═══ Exercise material

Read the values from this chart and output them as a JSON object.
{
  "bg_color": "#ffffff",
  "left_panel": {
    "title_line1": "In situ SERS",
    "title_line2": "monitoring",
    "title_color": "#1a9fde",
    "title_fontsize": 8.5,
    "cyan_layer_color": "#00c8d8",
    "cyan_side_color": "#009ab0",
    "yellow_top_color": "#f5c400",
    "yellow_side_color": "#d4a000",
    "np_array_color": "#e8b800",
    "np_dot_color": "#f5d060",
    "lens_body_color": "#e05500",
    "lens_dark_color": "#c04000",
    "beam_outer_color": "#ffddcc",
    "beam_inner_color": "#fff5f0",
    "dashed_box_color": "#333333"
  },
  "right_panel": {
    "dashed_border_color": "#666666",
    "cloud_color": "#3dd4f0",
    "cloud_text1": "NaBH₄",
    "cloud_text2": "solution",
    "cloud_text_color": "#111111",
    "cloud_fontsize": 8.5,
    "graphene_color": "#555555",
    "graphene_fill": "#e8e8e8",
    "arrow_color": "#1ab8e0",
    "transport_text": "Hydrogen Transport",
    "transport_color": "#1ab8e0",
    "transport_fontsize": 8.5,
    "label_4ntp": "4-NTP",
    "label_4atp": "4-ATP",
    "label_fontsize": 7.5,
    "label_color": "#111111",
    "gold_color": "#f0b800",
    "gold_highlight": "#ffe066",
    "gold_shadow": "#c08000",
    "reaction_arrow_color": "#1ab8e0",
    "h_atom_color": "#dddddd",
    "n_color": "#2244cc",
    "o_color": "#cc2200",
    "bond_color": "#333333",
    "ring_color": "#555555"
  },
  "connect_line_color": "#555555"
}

══════

Objective. Extract all of the data above without altering anything.

Finished exercise.
Read the values from this chart and output them as a JSON object.
{
  "bg_color": "#ffffff",
  "left_panel": {
    "title_line1": "In situ SERS",
    "title_line2": "monitoring",
    "title_color": "#1a9fde",
    "title_fontsize": 8.5,
    "cyan_layer_color": "#00c8d8",
    "cyan_side_color": "#009ab0",
    "yellow_top_color": "#f5c400",
    "yellow_side_color": "#d4a000",
    "np_array_color": "#e8b800",
    "np_dot_color": "#f5d060",
    "lens_body_color": "#e05500",
    "lens_dark_color": "#c04000",
    "beam_outer_color": "#ffddcc",
    "beam_inner_color": "#fff5f0",
    "dashed_box_color": "#333333"
  },
  "right_panel": {
    "dashed_border_color": "#666666",
    "cloud_color": "#3dd4f0",
    "cloud_text1": "NaBH₄",
    "cloud_text2": "solution",
    "cloud_text_color": "#111111",
    "cloud_fontsize": 8.5,
    "graphene_color": "#555555",
    "graphene_fill": "#e8e8e8",
    "arrow_color": "#1ab8e0",
    "transport_text": "Hydrogen Transport",
    "transport_color": "#1ab8e0",
    "transport_fontsize": 8.5,
    "label_4ntp": "4-NTP",
    "label_4atp": "4-ATP",
    "label_fontsize": 7.5,
    "label_color": "#111111",
    "gold_color": "#f0b800",
    "gold_highlight": "#ffe066",
    "gold_shadow": "#c08000",
    "reaction_arrow_color": "#1ab8e0",
    "h_atom_color": "#dddddd",
    "n_color": "#2244cc",
    "o_color": "#cc2200",
    "bond_color": "#333333",
    "ring_color": "#555555"
  },
  "connect_line_color": "#555555"
}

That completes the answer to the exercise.